──────── EXCERPTED RECORDS

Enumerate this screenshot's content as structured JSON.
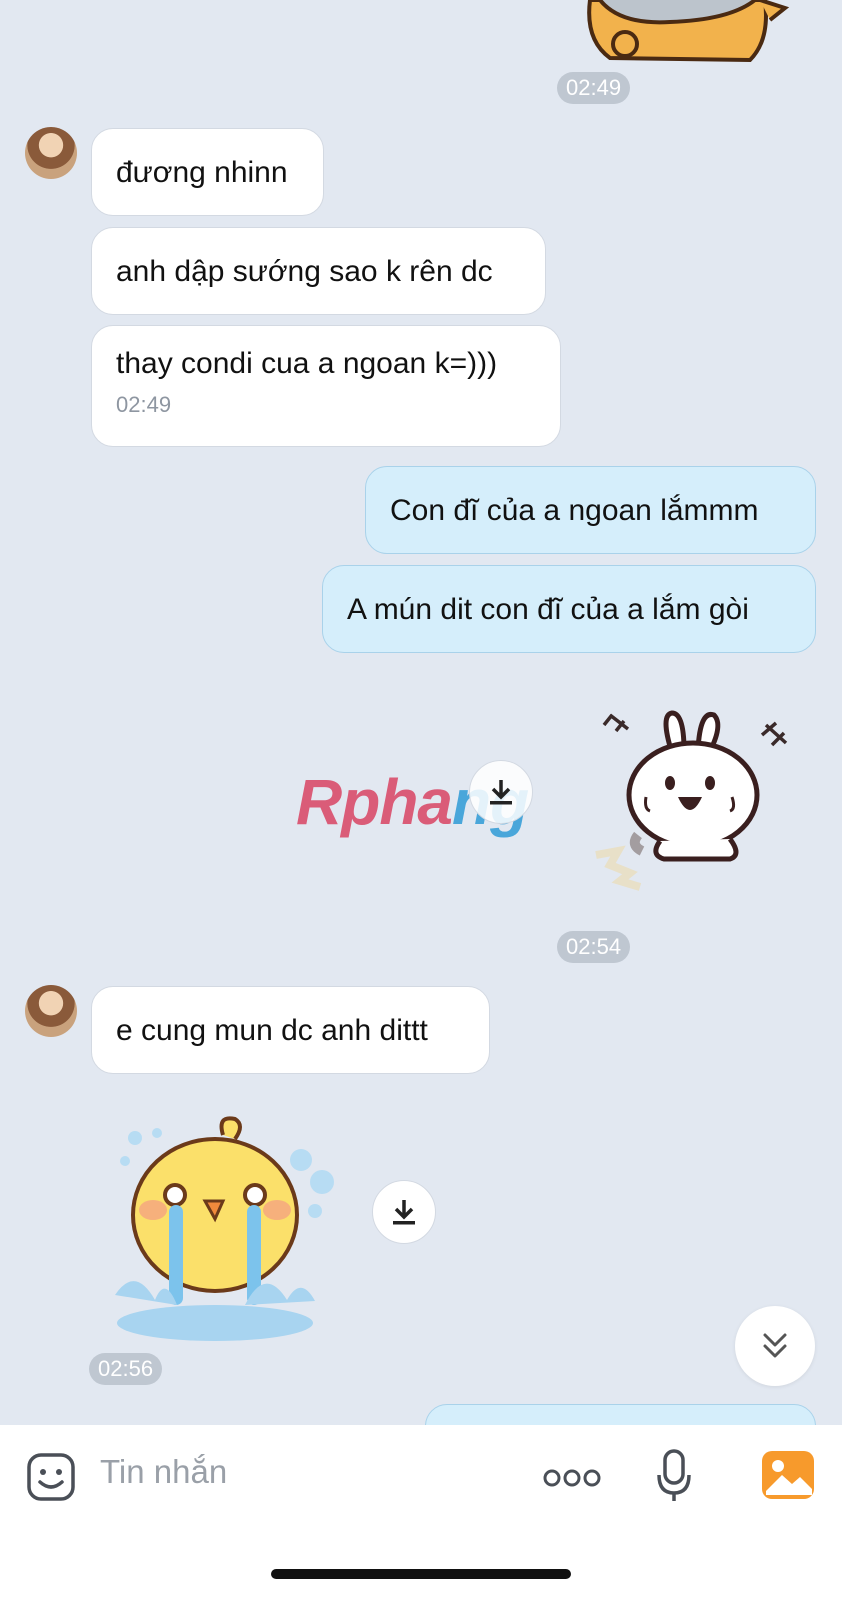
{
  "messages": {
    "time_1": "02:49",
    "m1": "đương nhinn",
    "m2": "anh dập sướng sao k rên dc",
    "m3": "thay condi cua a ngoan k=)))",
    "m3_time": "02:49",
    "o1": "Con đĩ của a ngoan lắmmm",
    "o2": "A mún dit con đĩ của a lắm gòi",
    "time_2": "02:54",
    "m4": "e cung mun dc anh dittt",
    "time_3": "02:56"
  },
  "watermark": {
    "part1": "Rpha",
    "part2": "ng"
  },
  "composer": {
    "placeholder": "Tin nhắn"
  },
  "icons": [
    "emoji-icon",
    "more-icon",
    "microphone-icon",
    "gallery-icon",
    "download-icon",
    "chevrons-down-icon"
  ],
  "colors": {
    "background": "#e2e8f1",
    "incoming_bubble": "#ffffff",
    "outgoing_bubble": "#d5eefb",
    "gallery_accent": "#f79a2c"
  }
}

────────────────

Take the data above and repeat it exactly, leaving each picture out.

Enumerate this screenshot's content as structured JSON.
{
  "messages": {
    "time_1": "02:49",
    "m1": "đương nhinn",
    "m2": "anh dập sướng sao k rên dc",
    "m3": "thay condi cua a ngoan k=)))",
    "m3_time": "02:49",
    "o1": "Con đĩ của a ngoan lắmmm",
    "o2": "A mún dit con đĩ của a lắm gòi",
    "time_2": "02:54",
    "m4": "e cung mun dc anh dittt",
    "time_3": "02:56"
  },
  "watermark": {
    "part1": "Rpha",
    "part2": "ng"
  },
  "composer": {
    "placeholder": "Tin nhắn"
  },
  "icons": [
    "emoji-icon",
    "more-icon",
    "microphone-icon",
    "gallery-icon",
    "download-icon",
    "chevrons-down-icon"
  ],
  "colors": {
    "background": "#e2e8f1",
    "incoming_bubble": "#ffffff",
    "outgoing_bubble": "#d5eefb",
    "gallery_accent": "#f79a2c"
  }
}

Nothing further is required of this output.